[Items from a dataset]

-------------------------

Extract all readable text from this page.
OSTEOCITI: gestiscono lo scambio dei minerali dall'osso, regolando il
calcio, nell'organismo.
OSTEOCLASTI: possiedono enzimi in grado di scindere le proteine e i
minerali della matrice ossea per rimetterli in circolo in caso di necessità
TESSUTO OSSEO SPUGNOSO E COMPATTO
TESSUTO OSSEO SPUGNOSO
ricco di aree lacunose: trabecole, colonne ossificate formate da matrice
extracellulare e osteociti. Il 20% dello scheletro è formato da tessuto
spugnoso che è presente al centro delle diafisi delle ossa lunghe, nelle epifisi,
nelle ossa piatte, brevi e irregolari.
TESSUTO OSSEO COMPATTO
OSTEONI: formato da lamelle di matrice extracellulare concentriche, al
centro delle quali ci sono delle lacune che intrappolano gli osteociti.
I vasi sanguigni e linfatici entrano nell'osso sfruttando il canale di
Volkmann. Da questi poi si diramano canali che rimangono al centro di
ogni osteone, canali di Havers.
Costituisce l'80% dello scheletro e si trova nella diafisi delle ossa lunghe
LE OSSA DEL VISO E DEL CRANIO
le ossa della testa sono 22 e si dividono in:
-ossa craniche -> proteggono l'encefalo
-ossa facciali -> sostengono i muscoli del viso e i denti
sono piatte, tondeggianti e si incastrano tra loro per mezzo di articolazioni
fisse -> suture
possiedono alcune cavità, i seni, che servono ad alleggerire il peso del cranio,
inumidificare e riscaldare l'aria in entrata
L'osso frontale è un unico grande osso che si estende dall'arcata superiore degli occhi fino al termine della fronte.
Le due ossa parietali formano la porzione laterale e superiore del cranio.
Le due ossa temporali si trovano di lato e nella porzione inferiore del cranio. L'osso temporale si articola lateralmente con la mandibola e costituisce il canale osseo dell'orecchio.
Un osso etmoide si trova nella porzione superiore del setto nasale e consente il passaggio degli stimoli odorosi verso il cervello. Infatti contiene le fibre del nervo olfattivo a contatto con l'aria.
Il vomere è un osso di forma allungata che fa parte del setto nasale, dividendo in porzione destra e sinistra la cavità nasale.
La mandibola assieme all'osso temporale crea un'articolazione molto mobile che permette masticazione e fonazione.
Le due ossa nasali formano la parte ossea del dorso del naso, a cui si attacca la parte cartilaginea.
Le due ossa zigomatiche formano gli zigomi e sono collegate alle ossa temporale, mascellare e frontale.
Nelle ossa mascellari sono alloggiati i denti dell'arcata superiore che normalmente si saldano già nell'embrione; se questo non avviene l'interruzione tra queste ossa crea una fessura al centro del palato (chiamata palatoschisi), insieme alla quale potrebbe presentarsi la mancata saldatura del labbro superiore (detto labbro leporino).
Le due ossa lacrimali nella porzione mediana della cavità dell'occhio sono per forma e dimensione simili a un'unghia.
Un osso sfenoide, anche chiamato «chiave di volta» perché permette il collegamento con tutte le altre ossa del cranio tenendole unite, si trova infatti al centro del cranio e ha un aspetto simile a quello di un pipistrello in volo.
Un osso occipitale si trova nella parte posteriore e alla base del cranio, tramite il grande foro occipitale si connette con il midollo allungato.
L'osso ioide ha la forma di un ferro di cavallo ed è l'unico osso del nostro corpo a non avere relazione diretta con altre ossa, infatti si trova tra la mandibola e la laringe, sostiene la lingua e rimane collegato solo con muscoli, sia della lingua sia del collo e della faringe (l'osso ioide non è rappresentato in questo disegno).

-------------------------

▸ What you need to do
Output the complete data exactly as written.

▸ Expected answer
Extract all readable text from this page.
OSTEOCITI: gestiscono lo scambio dei minerali dall'osso, regolando il
calcio, nell'organismo.
OSTEOCLASTI: possiedono enzimi in grado di scindere le proteine e i
minerali della matrice ossea per rimetterli in circolo in caso di necessità
TESSUTO OSSEO SPUGNOSO E COMPATTO
TESSUTO OSSEO SPUGNOSO
ricco di aree lacunose: trabecole, colonne ossificate formate da matrice
extracellulare e osteociti. Il 20% dello scheletro è formato da tessuto
spugnoso che è presente al centro delle diafisi delle ossa lunghe, nelle epifisi,
nelle ossa piatte, brevi e irregolari.
TESSUTO OSSEO COMPATTO
OSTEONI: formato da lamelle di matrice extracellulare concentriche, al
centro delle quali ci sono delle lacune che intrappolano gli osteociti.
I vasi sanguigni e linfatici entrano nell'osso sfruttando il canale di
Volkmann. Da questi poi si diramano canali che rimangono al centro di
ogni osteone, canali di Havers.
Costituisce l'80% dello scheletro e si trova nella diafisi delle ossa lunghe
LE OSSA DEL VISO E DEL CRANIO
le ossa della testa sono 22 e si dividono in:
-ossa craniche -> proteggono l'encefalo
-ossa facciali -> sostengono i muscoli del viso e i denti
sono piatte, tondeggianti e si incastrano tra loro per mezzo di articolazioni
fisse -> suture
possiedono alcune cavità, i seni, che servono ad alleggerire il peso del cranio,
inumidificare e riscaldare l'aria in entrata
L'osso frontale è un unico grande osso che si estende dall'arcata superiore degli occhi fino al termine della fronte.
Le due ossa parietali formano la porzione laterale e superiore del cranio.
Le due ossa temporali si trovano di lato e nella porzione inferiore del cranio. L'osso temporale si articola lateralmente con la mandibola e costituisce il canale osseo dell'orecchio.
Un osso etmoide si trova nella porzione superiore del setto nasale e consente il passaggio degli stimoli odorosi verso il cervello. Infatti contiene le fibre del nervo olfattivo a contatto con l'aria.
Il vomere è un osso di forma allungata che fa parte del setto nasale, dividendo in porzione destra e sinistra la cavità nasale.
La mandibola assieme all'osso temporale crea un'articolazione molto mobile che permette masticazione e fonazione.
Le due ossa nasali formano la parte ossea del dorso del naso, a cui si attacca la parte cartilaginea.
Le due ossa zigomatiche formano gli zigomi e sono collegate alle ossa temporale, mascellare e frontale.
Nelle ossa mascellari sono alloggiati i denti dell'arcata superiore che normalmente si saldano già nell'embrione; se questo non avviene l'interruzione tra queste ossa crea una fessura al centro del palato (chiamata palatoschisi), insieme alla quale potrebbe presentarsi la mancata saldatura del labbro superiore (detto labbro leporino).
Le due ossa lacrimali nella porzione mediana della cavità dell'occhio sono per forma e dimensione simili a un'unghia.
Un osso sfenoide, anche chiamato «chiave di volta» perché permette il collegamento con tutte le altre ossa del cranio tenendole unite, si trova infatti al centro del cranio e ha un aspetto simile a quello di un pipistrello in volo.
Un osso occipitale si trova nella parte posteriore e alla base del cranio, tramite il grande foro occipitale si connette con il midollo allungato.
L'osso ioide ha la forma di un ferro di cavallo ed è l'unico osso del nostro corpo a non avere relazione diretta con altre ossa, infatti si trova tra la mandibola e la laringe, sostiene la lingua e rimane collegato solo con muscoli, sia della lingua sia del collo e della faringe (l'osso ioide non è rappresentato in questo disegno).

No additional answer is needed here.